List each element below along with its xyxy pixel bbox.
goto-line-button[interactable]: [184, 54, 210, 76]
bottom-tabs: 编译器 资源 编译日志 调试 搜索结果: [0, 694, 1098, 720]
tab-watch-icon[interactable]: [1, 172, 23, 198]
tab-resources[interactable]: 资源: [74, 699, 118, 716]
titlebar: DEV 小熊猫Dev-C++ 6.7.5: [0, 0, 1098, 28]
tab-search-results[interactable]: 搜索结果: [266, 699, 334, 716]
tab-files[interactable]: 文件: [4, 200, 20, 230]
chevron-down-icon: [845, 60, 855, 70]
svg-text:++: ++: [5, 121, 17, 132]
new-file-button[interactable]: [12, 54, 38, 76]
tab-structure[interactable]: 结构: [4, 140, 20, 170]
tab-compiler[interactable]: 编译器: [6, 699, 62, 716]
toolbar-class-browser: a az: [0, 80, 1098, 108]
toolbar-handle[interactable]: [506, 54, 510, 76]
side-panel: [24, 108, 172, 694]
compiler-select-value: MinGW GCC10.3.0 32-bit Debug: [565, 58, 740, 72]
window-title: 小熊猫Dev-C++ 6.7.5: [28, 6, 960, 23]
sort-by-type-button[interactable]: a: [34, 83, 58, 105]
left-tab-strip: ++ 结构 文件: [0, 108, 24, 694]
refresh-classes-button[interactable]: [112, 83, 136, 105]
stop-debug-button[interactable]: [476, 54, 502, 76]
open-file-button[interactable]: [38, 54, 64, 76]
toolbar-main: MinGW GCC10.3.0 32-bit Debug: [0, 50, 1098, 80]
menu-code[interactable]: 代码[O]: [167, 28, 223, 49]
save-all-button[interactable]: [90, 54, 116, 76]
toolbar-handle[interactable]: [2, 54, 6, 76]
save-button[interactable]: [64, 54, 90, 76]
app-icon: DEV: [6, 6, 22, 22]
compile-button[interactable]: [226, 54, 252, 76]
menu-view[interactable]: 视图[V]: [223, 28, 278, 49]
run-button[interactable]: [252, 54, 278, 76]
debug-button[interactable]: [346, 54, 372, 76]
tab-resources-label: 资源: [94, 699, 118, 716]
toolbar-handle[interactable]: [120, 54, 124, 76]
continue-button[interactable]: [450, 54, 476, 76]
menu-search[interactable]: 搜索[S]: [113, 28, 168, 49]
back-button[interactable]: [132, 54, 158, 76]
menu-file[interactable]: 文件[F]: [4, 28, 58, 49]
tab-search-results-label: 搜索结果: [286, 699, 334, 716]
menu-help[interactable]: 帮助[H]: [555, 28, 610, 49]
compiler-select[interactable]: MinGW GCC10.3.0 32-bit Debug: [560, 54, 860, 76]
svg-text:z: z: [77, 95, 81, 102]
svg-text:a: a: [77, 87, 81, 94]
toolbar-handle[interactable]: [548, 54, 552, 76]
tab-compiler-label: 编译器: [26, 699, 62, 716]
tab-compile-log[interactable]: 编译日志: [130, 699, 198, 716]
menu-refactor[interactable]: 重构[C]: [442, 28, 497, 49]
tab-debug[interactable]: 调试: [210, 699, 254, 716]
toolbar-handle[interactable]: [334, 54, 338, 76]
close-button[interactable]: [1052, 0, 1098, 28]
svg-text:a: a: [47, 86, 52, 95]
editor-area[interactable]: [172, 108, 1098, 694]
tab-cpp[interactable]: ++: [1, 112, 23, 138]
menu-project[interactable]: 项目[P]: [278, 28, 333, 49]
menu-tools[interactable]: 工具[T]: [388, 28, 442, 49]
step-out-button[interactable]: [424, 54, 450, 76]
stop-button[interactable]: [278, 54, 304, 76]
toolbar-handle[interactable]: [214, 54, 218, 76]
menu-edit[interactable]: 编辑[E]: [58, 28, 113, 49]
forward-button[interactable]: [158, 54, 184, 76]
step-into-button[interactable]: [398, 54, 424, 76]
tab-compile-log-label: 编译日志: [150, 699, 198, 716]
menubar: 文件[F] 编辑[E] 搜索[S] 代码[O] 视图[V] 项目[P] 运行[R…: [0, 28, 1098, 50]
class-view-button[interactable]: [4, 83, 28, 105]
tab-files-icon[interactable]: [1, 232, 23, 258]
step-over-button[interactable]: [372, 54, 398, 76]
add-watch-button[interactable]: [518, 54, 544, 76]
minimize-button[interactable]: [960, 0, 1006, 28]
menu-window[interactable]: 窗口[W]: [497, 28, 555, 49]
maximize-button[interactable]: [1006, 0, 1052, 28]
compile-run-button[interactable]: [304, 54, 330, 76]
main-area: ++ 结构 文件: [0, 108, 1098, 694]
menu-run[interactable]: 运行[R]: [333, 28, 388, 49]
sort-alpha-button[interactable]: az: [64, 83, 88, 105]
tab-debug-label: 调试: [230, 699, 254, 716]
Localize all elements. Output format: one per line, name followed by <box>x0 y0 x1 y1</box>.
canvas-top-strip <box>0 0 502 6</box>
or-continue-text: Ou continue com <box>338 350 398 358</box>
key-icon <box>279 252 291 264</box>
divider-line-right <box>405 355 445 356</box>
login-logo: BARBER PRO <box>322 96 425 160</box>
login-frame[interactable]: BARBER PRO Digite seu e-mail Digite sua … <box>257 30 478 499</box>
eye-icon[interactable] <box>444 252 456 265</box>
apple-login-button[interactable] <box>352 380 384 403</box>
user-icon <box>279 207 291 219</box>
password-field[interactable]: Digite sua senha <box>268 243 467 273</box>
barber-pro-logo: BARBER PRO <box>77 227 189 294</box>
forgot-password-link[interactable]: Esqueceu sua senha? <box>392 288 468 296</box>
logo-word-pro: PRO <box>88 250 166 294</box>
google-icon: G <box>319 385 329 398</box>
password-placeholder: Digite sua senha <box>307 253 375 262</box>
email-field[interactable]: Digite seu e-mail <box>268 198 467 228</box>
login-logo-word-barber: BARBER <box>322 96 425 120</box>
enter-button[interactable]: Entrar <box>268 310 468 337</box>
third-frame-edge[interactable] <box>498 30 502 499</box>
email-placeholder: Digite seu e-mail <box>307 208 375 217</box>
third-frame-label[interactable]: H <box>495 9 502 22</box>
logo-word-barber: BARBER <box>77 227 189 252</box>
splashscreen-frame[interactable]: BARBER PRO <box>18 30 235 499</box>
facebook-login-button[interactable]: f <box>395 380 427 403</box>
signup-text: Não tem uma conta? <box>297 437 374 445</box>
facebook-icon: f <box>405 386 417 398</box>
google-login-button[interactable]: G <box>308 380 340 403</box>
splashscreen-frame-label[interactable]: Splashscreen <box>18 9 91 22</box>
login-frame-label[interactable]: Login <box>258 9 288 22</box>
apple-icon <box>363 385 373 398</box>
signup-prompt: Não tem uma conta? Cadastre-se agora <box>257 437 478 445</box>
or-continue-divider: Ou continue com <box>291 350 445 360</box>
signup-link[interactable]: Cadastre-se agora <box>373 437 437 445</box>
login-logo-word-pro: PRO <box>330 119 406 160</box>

■ WHAT NEEDS TO BE DONE ■
Could you copy every line of the records above character for character, leaving nothing out and changing nothing?

■ COMPLETED EXERCISE ■
List each element below along with its xyxy pixel bbox.
goto-line-button[interactable]: [184, 54, 210, 76]
bottom-tabs: 编译器 资源 编译日志 调试 搜索结果: [0, 694, 1098, 720]
tab-watch-icon[interactable]: [1, 172, 23, 198]
tab-resources[interactable]: 资源: [74, 699, 118, 716]
titlebar: DEV 小熊猫Dev-C++ 6.7.5: [0, 0, 1098, 28]
tab-search-results[interactable]: 搜索结果: [266, 699, 334, 716]
tab-files[interactable]: 文件: [4, 200, 20, 230]
chevron-down-icon: [845, 60, 855, 70]
svg-text:++: ++: [5, 121, 17, 132]
new-file-button[interactable]: [12, 54, 38, 76]
tab-structure[interactable]: 结构: [4, 140, 20, 170]
tab-compiler[interactable]: 编译器: [6, 699, 62, 716]
toolbar-class-browser: a az: [0, 80, 1098, 108]
toolbar-handle[interactable]: [506, 54, 510, 76]
side-panel: [24, 108, 172, 694]
compiler-select-value: MinGW GCC10.3.0 32-bit Debug: [565, 58, 740, 72]
window-title: 小熊猫Dev-C++ 6.7.5: [28, 6, 960, 23]
sort-by-type-button[interactable]: a: [34, 83, 58, 105]
left-tab-strip: ++ 结构 文件: [0, 108, 24, 694]
refresh-classes-button[interactable]: [112, 83, 136, 105]
stop-debug-button[interactable]: [476, 54, 502, 76]
open-file-button[interactable]: [38, 54, 64, 76]
toolbar-main: MinGW GCC10.3.0 32-bit Debug: [0, 50, 1098, 80]
menu-code[interactable]: 代码[O]: [167, 28, 223, 49]
save-all-button[interactable]: [90, 54, 116, 76]
toolbar-handle[interactable]: [2, 54, 6, 76]
save-button[interactable]: [64, 54, 90, 76]
app-icon: DEV: [6, 6, 22, 22]
compile-button[interactable]: [226, 54, 252, 76]
menu-view[interactable]: 视图[V]: [223, 28, 278, 49]
run-button[interactable]: [252, 54, 278, 76]
debug-button[interactable]: [346, 54, 372, 76]
tab-resources-label: 资源: [94, 699, 118, 716]
toolbar-handle[interactable]: [120, 54, 124, 76]
continue-button[interactable]: [450, 54, 476, 76]
menu-search[interactable]: 搜索[S]: [113, 28, 168, 49]
back-button[interactable]: [132, 54, 158, 76]
menu-file[interactable]: 文件[F]: [4, 28, 58, 49]
tab-search-results-label: 搜索结果: [286, 699, 334, 716]
menu-help[interactable]: 帮助[H]: [555, 28, 610, 49]
compiler-select[interactable]: MinGW GCC10.3.0 32-bit Debug: [560, 54, 860, 76]
svg-text:z: z: [77, 95, 81, 102]
svg-text:a: a: [77, 87, 81, 94]
toolbar-handle[interactable]: [548, 54, 552, 76]
tab-compiler-label: 编译器: [26, 699, 62, 716]
tab-compile-log[interactable]: 编译日志: [130, 699, 198, 716]
menu-refactor[interactable]: 重构[C]: [442, 28, 497, 49]
tab-debug[interactable]: 调试: [210, 699, 254, 716]
toolbar-handle[interactable]: [334, 54, 338, 76]
close-button[interactable]: [1052, 0, 1098, 28]
svg-text:a: a: [47, 86, 52, 95]
editor-area[interactable]: [172, 108, 1098, 694]
tab-cpp[interactable]: ++: [1, 112, 23, 138]
menu-project[interactable]: 项目[P]: [278, 28, 333, 49]
menu-tools[interactable]: 工具[T]: [388, 28, 442, 49]
step-out-button[interactable]: [424, 54, 450, 76]
stop-button[interactable]: [278, 54, 304, 76]
toolbar-handle[interactable]: [214, 54, 218, 76]
menu-edit[interactable]: 编辑[E]: [58, 28, 113, 49]
forward-button[interactable]: [158, 54, 184, 76]
step-into-button[interactable]: [398, 54, 424, 76]
tab-compile-log-label: 编译日志: [150, 699, 198, 716]
menubar: 文件[F] 编辑[E] 搜索[S] 代码[O] 视图[V] 项目[P] 运行[R…: [0, 28, 1098, 50]
class-view-button[interactable]: [4, 83, 28, 105]
tab-files-icon[interactable]: [1, 232, 23, 258]
step-over-button[interactable]: [372, 54, 398, 76]
add-watch-button[interactable]: [518, 54, 544, 76]
minimize-button[interactable]: [960, 0, 1006, 28]
menu-window[interactable]: 窗口[W]: [497, 28, 555, 49]
maximize-button[interactable]: [1006, 0, 1052, 28]
compile-run-button[interactable]: [304, 54, 330, 76]
main-area: ++ 结构 文件: [0, 108, 1098, 694]
menu-run[interactable]: 运行[R]: [333, 28, 388, 49]
sort-alpha-button[interactable]: az: [64, 83, 88, 105]
tab-debug-label: 调试: [230, 699, 254, 716]
Localize all elements. Output format: one per line, name followed by <box>x0 y0 x1 y1</box>.
canvas-top-strip <box>0 0 502 6</box>
or-continue-text: Ou continue com <box>338 350 398 358</box>
key-icon <box>279 252 291 264</box>
divider-line-right <box>405 355 445 356</box>
login-logo: BARBER PRO <box>322 96 425 160</box>
login-frame[interactable]: BARBER PRO Digite seu e-mail Digite sua … <box>257 30 478 499</box>
eye-icon[interactable] <box>444 252 456 265</box>
apple-login-button[interactable] <box>352 380 384 403</box>
user-icon <box>279 207 291 219</box>
password-field[interactable]: Digite sua senha <box>268 243 467 273</box>
barber-pro-logo: BARBER PRO <box>77 227 189 294</box>
forgot-password-link[interactable]: Esqueceu sua senha? <box>392 288 468 296</box>
logo-word-pro: PRO <box>88 250 166 294</box>
google-icon: G <box>319 385 329 398</box>
password-placeholder: Digite sua senha <box>307 253 375 262</box>
email-field[interactable]: Digite seu e-mail <box>268 198 467 228</box>
login-logo-word-barber: BARBER <box>322 96 425 120</box>
enter-button[interactable]: Entrar <box>268 310 468 337</box>
third-frame-edge[interactable] <box>498 30 502 499</box>
email-placeholder: Digite seu e-mail <box>307 208 375 217</box>
third-frame-label[interactable]: H <box>495 9 502 22</box>
logo-word-barber: BARBER <box>77 227 189 252</box>
splashscreen-frame[interactable]: BARBER PRO <box>18 30 235 499</box>
facebook-login-button[interactable]: f <box>395 380 427 403</box>
signup-text: Não tem uma conta? <box>297 437 374 445</box>
facebook-icon: f <box>405 386 417 398</box>
google-login-button[interactable]: G <box>308 380 340 403</box>
splashscreen-frame-label[interactable]: Splashscreen <box>18 9 91 22</box>
login-frame-label[interactable]: Login <box>258 9 288 22</box>
apple-icon <box>363 385 373 398</box>
signup-prompt: Não tem uma conta? Cadastre-se agora <box>257 437 478 445</box>
or-continue-divider: Ou continue com <box>291 350 445 360</box>
signup-link[interactable]: Cadastre-se agora <box>373 437 437 445</box>
login-logo-word-pro: PRO <box>330 119 406 160</box>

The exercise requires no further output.